REQUIREMENT — Pick out the lines in the listing below that contain the word "country" and copy them.

+ + +

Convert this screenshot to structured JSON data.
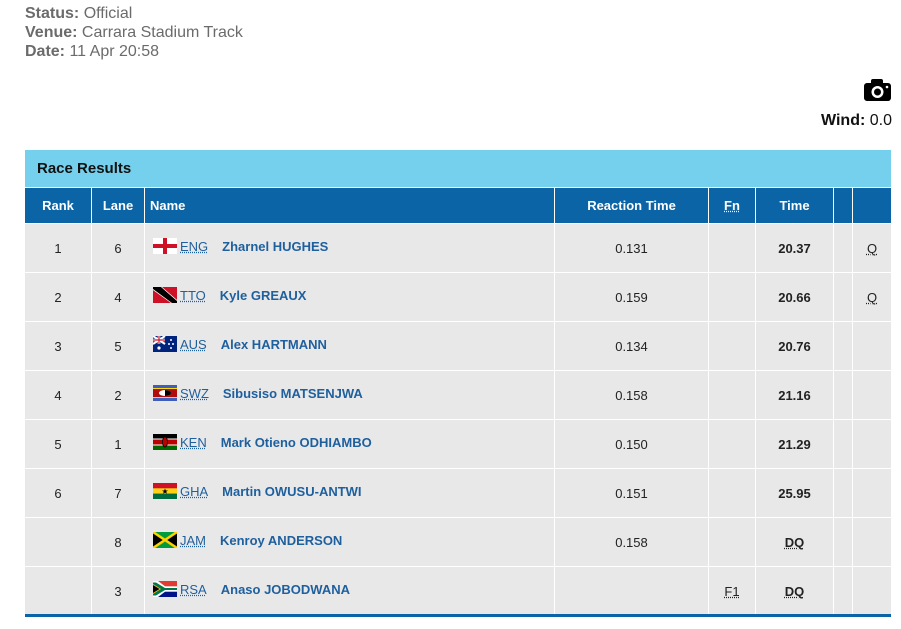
{
  "header": {
    "status_label": "Status:",
    "status": "Official",
    "venue_label": "Venue:",
    "venue": "Carrara Stadium Track",
    "date_label": "Date:",
    "date": "11 Apr 20:58"
  },
  "wind": {
    "label": "Wind:",
    "value": "0.0"
  },
  "table": {
    "title": "Race Results",
    "columns": [
      "Rank",
      "Lane",
      "Name",
      "Reaction Time",
      "Fn",
      "Time"
    ],
    "rows": [
      {
        "rank": 1,
        "lane": 6,
        "country": "ENG",
        "name": "Zharnel HUGHES",
        "reaction": "0.131",
        "time": "20.37",
        "qualifier": "Q"
      },
      {
        "rank": 2,
        "lane": 4,
        "country": "TTO",
        "name": "Kyle GREAUX",
        "reaction": "0.159",
        "time": "20.66",
        "qualifier": "Q"
      },
      {
        "rank": 3,
        "lane": 5,
        "country": "AUS",
        "name": "Alex HARTMANN",
        "reaction": "0.134",
        "time": "20.76"
      },
      {
        "rank": 4,
        "lane": 2,
        "country": "SWZ",
        "name": "Sibusiso MATSENJWA",
        "reaction": "0.158",
        "time": "21.16"
      },
      {
        "rank": 5,
        "lane": 1,
        "country": "KEN",
        "name": "Mark Otieno ODHIAMBO",
        "reaction": "0.150",
        "time": "21.29"
      },
      {
        "rank": 6,
        "lane": 7,
        "country": "GHA",
        "name": "Martin OWUSU-ANTWI",
        "reaction": "0.151",
        "time": "25.95"
      },
      {
        "lane": 8,
        "country": "JAM",
        "name": "Kenroy ANDERSON",
        "reaction": "0.158",
        "time": "DQ"
      },
      {
        "lane": 3,
        "country": "RSA",
        "name": "Anaso JOBODWANA",
        "fn": "F1",
        "time": "DQ"
      }
    ]
  }
}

+ + +

SOLUTION FOR THIS PROBLEM —
        "country": "ENG",
        "country": "TTO",
        "country": "AUS",
        "country": "SWZ",
        "country": "KEN",
        "country": "GHA",
        "country": "JAM",
        "country": "RSA",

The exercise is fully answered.